--- Begin ---

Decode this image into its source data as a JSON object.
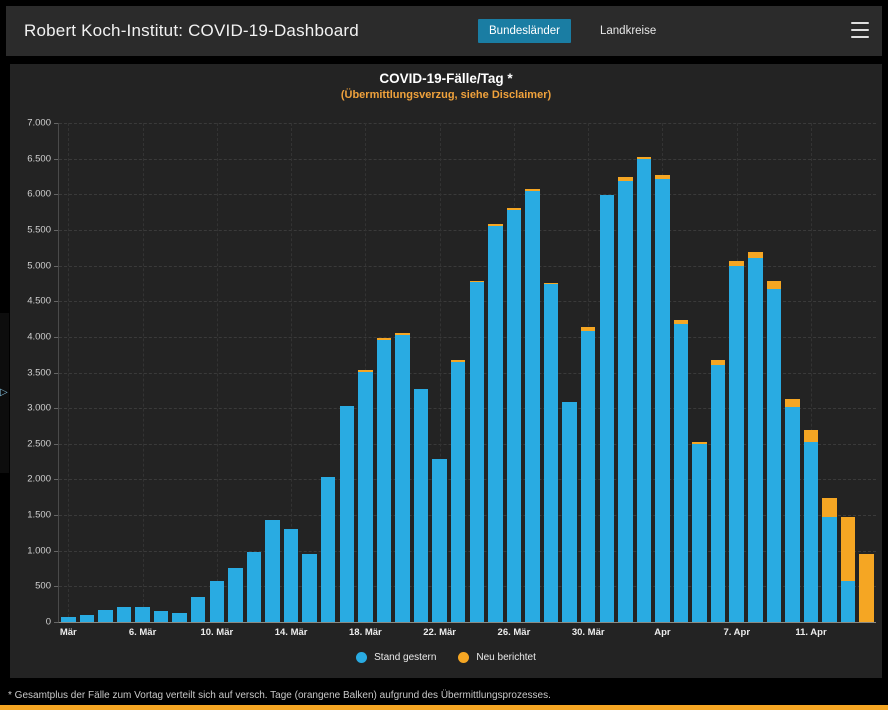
{
  "header": {
    "title": "Robert Koch-Institut: COVID-19-Dashboard",
    "tabs": [
      {
        "label": "Bundesländer",
        "active": true
      },
      {
        "label": "Landkreise",
        "active": false
      }
    ]
  },
  "chart": {
    "title": "COVID-19-Fälle/Tag *",
    "subtitle": "(Übermittlungsverzug, siehe Disclaimer)"
  },
  "chart_data": {
    "type": "bar",
    "stacked": true,
    "title": "COVID-19-Fälle/Tag *",
    "subtitle": "(Übermittlungsverzug, siehe Disclaimer)",
    "ylim": [
      0,
      7000
    ],
    "grid": "dashed",
    "legend_position": "bottom-center",
    "y_ticks": [
      {
        "value": 7000,
        "label": "7.000"
      },
      {
        "value": 6500,
        "label": "6.500"
      },
      {
        "value": 6000,
        "label": "6.000"
      },
      {
        "value": 5500,
        "label": "5.500"
      },
      {
        "value": 5000,
        "label": "5.000"
      },
      {
        "value": 4500,
        "label": "4.500"
      },
      {
        "value": 4000,
        "label": "4.000"
      },
      {
        "value": 3500,
        "label": "3.500"
      },
      {
        "value": 3000,
        "label": "3.000"
      },
      {
        "value": 2500,
        "label": "2.500"
      },
      {
        "value": 2000,
        "label": "2.000"
      },
      {
        "value": 1500,
        "label": "1.500"
      },
      {
        "value": 1000,
        "label": "1.000"
      },
      {
        "value": 500,
        "label": "500"
      },
      {
        "value": 0,
        "label": "0"
      }
    ],
    "x_ticks": [
      {
        "index": 0,
        "label": "Mär"
      },
      {
        "index": 4,
        "label": "6. Mär"
      },
      {
        "index": 8,
        "label": "10. Mär"
      },
      {
        "index": 12,
        "label": "14. Mär"
      },
      {
        "index": 16,
        "label": "18. Mär"
      },
      {
        "index": 20,
        "label": "22. Mär"
      },
      {
        "index": 24,
        "label": "26. Mär"
      },
      {
        "index": 28,
        "label": "30. Mär"
      },
      {
        "index": 32,
        "label": "Apr"
      },
      {
        "index": 36,
        "label": "7. Apr"
      },
      {
        "index": 40,
        "label": "11. Apr"
      }
    ],
    "series": [
      {
        "name": "Stand gestern",
        "color": "#29ABE2",
        "values": [
          65,
          100,
          170,
          205,
          205,
          155,
          120,
          355,
          575,
          755,
          985,
          1430,
          1300,
          950,
          2035,
          3030,
          3505,
          3955,
          4025,
          3270,
          2290,
          3650,
          4765,
          5550,
          5785,
          6050,
          4740,
          3090,
          4080,
          5990,
          6190,
          6490,
          6210,
          4180,
          2500,
          3600,
          4990,
          5100,
          4670,
          3010,
          2520,
          1470,
          570,
          0
        ]
      },
      {
        "name": "Neu berichtet",
        "color": "#F5A623",
        "values": [
          0,
          0,
          0,
          0,
          0,
          0,
          0,
          0,
          0,
          0,
          0,
          0,
          0,
          0,
          0,
          0,
          25,
          25,
          25,
          0,
          0,
          20,
          25,
          30,
          25,
          30,
          20,
          0,
          60,
          0,
          50,
          40,
          60,
          60,
          30,
          70,
          80,
          90,
          110,
          120,
          180,
          270,
          900,
          950
        ]
      }
    ]
  },
  "legend": [
    {
      "label": "Stand gestern",
      "color": "#29ABE2"
    },
    {
      "label": "Neu berichtet",
      "color": "#F5A623"
    }
  ],
  "footnote": "* Gesamtplus der Fälle zum Vortag verteilt sich auf versch. Tage (orangene Balken) aufgrund des Übermittlungsprozesses.",
  "colors": {
    "page_bg": "#000000",
    "header_bg": "#2B2B2B",
    "panel_bg": "#232323",
    "tab_active_bg": "#1A7DA3",
    "subtitle_orange": "#F0A23C",
    "bar_blue": "#29ABE2",
    "bar_orange": "#F5A623",
    "bottom_strip": "#F5A623",
    "expander_arrow": "#7FB8D4"
  }
}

--- End ---

▸ **The request**
Set down all the entries exactly as they appear, but skip any pictures.

▸ **Completed exercise**
Decode this image into its source data as a JSON object.
{
  "header": {
    "title": "Robert Koch-Institut: COVID-19-Dashboard",
    "tabs": [
      {
        "label": "Bundesländer",
        "active": true
      },
      {
        "label": "Landkreise",
        "active": false
      }
    ]
  },
  "chart": {
    "title": "COVID-19-Fälle/Tag *",
    "subtitle": "(Übermittlungsverzug, siehe Disclaimer)"
  },
  "chart_data": {
    "type": "bar",
    "stacked": true,
    "title": "COVID-19-Fälle/Tag *",
    "subtitle": "(Übermittlungsverzug, siehe Disclaimer)",
    "ylim": [
      0,
      7000
    ],
    "grid": "dashed",
    "legend_position": "bottom-center",
    "y_ticks": [
      {
        "value": 7000,
        "label": "7.000"
      },
      {
        "value": 6500,
        "label": "6.500"
      },
      {
        "value": 6000,
        "label": "6.000"
      },
      {
        "value": 5500,
        "label": "5.500"
      },
      {
        "value": 5000,
        "label": "5.000"
      },
      {
        "value": 4500,
        "label": "4.500"
      },
      {
        "value": 4000,
        "label": "4.000"
      },
      {
        "value": 3500,
        "label": "3.500"
      },
      {
        "value": 3000,
        "label": "3.000"
      },
      {
        "value": 2500,
        "label": "2.500"
      },
      {
        "value": 2000,
        "label": "2.000"
      },
      {
        "value": 1500,
        "label": "1.500"
      },
      {
        "value": 1000,
        "label": "1.000"
      },
      {
        "value": 500,
        "label": "500"
      },
      {
        "value": 0,
        "label": "0"
      }
    ],
    "x_ticks": [
      {
        "index": 0,
        "label": "Mär"
      },
      {
        "index": 4,
        "label": "6. Mär"
      },
      {
        "index": 8,
        "label": "10. Mär"
      },
      {
        "index": 12,
        "label": "14. Mär"
      },
      {
        "index": 16,
        "label": "18. Mär"
      },
      {
        "index": 20,
        "label": "22. Mär"
      },
      {
        "index": 24,
        "label": "26. Mär"
      },
      {
        "index": 28,
        "label": "30. Mär"
      },
      {
        "index": 32,
        "label": "Apr"
      },
      {
        "index": 36,
        "label": "7. Apr"
      },
      {
        "index": 40,
        "label": "11. Apr"
      }
    ],
    "series": [
      {
        "name": "Stand gestern",
        "color": "#29ABE2",
        "values": [
          65,
          100,
          170,
          205,
          205,
          155,
          120,
          355,
          575,
          755,
          985,
          1430,
          1300,
          950,
          2035,
          3030,
          3505,
          3955,
          4025,
          3270,
          2290,
          3650,
          4765,
          5550,
          5785,
          6050,
          4740,
          3090,
          4080,
          5990,
          6190,
          6490,
          6210,
          4180,
          2500,
          3600,
          4990,
          5100,
          4670,
          3010,
          2520,
          1470,
          570,
          0
        ]
      },
      {
        "name": "Neu berichtet",
        "color": "#F5A623",
        "values": [
          0,
          0,
          0,
          0,
          0,
          0,
          0,
          0,
          0,
          0,
          0,
          0,
          0,
          0,
          0,
          0,
          25,
          25,
          25,
          0,
          0,
          20,
          25,
          30,
          25,
          30,
          20,
          0,
          60,
          0,
          50,
          40,
          60,
          60,
          30,
          70,
          80,
          90,
          110,
          120,
          180,
          270,
          900,
          950
        ]
      }
    ]
  },
  "legend": [
    {
      "label": "Stand gestern",
      "color": "#29ABE2"
    },
    {
      "label": "Neu berichtet",
      "color": "#F5A623"
    }
  ],
  "footnote": "* Gesamtplus der Fälle zum Vortag verteilt sich auf versch. Tage (orangene Balken) aufgrund des Übermittlungsprozesses.",
  "colors": {
    "page_bg": "#000000",
    "header_bg": "#2B2B2B",
    "panel_bg": "#232323",
    "tab_active_bg": "#1A7DA3",
    "subtitle_orange": "#F0A23C",
    "bar_blue": "#29ABE2",
    "bar_orange": "#F5A623",
    "bottom_strip": "#F5A623",
    "expander_arrow": "#7FB8D4"
  }
}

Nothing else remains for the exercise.